In Washington itself, the Court stated: “The right to offer the testimony of witnesses, and to compel their attendance, if necessary, is in plain terms the right to present a defense, the right to present the defendant’s version of the facts as well as the prosecution’s to the jury so it may decide where the truth lies.... [A]n ac*1110cused has the right to ... present his own witnesses to establish a defense. This right is a fundamental element of due process of law.” Washington, 388 U.S. at 19, 87 S.Ct. 1920.
Since Washington, the United States Supreme Court has continually reaffirmed this fundamental right to present a defense. In Chambers, the Court proclaimed: “Few rights are more fundamental than that of an accused to present witnesses in his own defense[,]” and stated that it was not establishing any new principles of constitutional law but merely applying established ones to hold that the trial court’s rulings deprived the defendant of a fair trial. Chambers, 410 U.S. at 302-03, 93 S.Ct. 1038. The Court reemphasized the right’s centrality to due process of law in Taylor v. Illinois, 484 U.S. 400, 409, 108 S.Ct. 646, 98 L.Ed.2d 798 (1988). More recently in Holmes, the Court stated: “[SJtate and federal rulemakers have broad latitude under the Constitution to establish rules excluding evidence from criminal trials. This latitude, however, has limits.... [T]he Constitution guarantees criminal defendants a meaningful opportunity to present a complete defense. This right is abridged by evidence rules that infring[e] upon a weighty interest of the accused and are ‘arbitrary’ or ‘disproportionate to the purposes they are designed to serve.’” Holmes, 547 U.S. at 324-325, 126 S.Ct. 1727 (citations and quotations omitted, second alteration in original). See also Crane v. Kentucky, 476 U.S. 683, 690, 106 S.Ct. 2142, 90 L.Ed.2d 636 (1986) (holding that “an essential component of procedural fairness is an opportunity to be heard”).

RECORD EXTRACTS ▸

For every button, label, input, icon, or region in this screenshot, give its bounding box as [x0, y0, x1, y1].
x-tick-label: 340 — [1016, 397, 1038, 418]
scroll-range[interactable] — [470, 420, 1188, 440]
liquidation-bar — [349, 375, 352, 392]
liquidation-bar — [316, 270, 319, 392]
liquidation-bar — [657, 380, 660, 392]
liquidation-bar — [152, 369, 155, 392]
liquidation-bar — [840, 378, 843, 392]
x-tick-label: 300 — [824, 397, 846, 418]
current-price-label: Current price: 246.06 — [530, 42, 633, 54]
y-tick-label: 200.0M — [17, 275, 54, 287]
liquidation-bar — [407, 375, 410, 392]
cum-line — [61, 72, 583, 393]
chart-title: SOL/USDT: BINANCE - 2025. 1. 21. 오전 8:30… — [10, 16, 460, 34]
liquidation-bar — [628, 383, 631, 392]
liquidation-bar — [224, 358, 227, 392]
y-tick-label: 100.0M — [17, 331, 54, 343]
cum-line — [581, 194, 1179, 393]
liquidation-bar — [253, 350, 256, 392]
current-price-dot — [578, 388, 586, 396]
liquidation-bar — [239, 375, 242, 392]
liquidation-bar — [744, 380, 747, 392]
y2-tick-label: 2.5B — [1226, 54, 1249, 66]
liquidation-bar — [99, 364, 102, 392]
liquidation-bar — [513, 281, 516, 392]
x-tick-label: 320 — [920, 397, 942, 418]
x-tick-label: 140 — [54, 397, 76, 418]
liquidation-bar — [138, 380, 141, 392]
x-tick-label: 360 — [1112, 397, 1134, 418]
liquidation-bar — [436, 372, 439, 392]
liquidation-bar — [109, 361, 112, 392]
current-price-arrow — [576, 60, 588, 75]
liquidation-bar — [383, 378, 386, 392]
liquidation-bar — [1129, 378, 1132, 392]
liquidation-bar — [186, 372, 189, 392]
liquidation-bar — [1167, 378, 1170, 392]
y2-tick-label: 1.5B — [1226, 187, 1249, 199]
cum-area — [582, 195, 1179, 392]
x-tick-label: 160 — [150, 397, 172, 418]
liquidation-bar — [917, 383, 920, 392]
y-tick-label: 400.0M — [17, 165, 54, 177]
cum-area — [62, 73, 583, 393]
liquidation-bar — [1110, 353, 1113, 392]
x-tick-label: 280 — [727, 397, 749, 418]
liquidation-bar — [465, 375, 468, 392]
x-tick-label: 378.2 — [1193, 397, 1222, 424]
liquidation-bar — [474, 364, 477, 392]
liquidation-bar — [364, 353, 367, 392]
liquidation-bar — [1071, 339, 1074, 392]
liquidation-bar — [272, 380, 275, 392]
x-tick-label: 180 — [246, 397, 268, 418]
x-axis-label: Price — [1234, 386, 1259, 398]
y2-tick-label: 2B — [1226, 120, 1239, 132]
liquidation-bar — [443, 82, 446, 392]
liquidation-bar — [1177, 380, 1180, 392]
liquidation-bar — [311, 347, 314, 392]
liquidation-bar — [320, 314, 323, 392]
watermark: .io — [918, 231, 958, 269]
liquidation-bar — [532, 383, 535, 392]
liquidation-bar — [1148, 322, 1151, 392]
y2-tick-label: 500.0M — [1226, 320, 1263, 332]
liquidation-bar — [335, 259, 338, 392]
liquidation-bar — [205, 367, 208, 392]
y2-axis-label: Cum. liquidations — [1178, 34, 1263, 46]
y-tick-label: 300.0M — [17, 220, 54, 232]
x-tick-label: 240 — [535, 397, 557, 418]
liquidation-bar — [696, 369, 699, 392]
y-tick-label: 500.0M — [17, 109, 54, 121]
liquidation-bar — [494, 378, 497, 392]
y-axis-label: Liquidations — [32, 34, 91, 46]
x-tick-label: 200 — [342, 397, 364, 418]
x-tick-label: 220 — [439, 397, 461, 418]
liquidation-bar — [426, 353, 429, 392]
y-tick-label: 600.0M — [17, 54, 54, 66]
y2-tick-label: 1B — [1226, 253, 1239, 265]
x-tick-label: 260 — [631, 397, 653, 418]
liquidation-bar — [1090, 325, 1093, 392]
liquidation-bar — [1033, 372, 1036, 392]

REQUIRED WORK ▸
• A. Translate this sentence from the passage on the right to present a defense into Spanish: "Since Washington, the United States Supreme Court has continually reaffirmed this fundamental right to present a defense."
• B. Rewrite the part of the passage on the right to present a defense starting at "In Washington itself, the" and ending at "87 S.Ct. 1920.", substituting "statements" for "testimony".
The listing is separate material, unrelated to the passage on the right to present a defense.

SOLUTIONS FOR EACH TASK ▸
• A. Desde Washington, la Corte Suprema de los Estados Unidos ha reafirmado continuamente este derecho fundamental a presentar una defensa.

• B.
In Washington itself, the Court stated: “The right to offer the statements of witnesses, and to compel their attendance, if necessary, is in plain terms the right to present a defense, the right to present the defendant’s version of the facts as well as the prosecution’s to the jury so it may decide where the truth lies.... [A]n ac*1110cused has the right to ... present his own witnesses to establish a defense. This right is a fundamental element of due process of law.” Washington, 388 U.S. at 19, 87 S.Ct. 1920.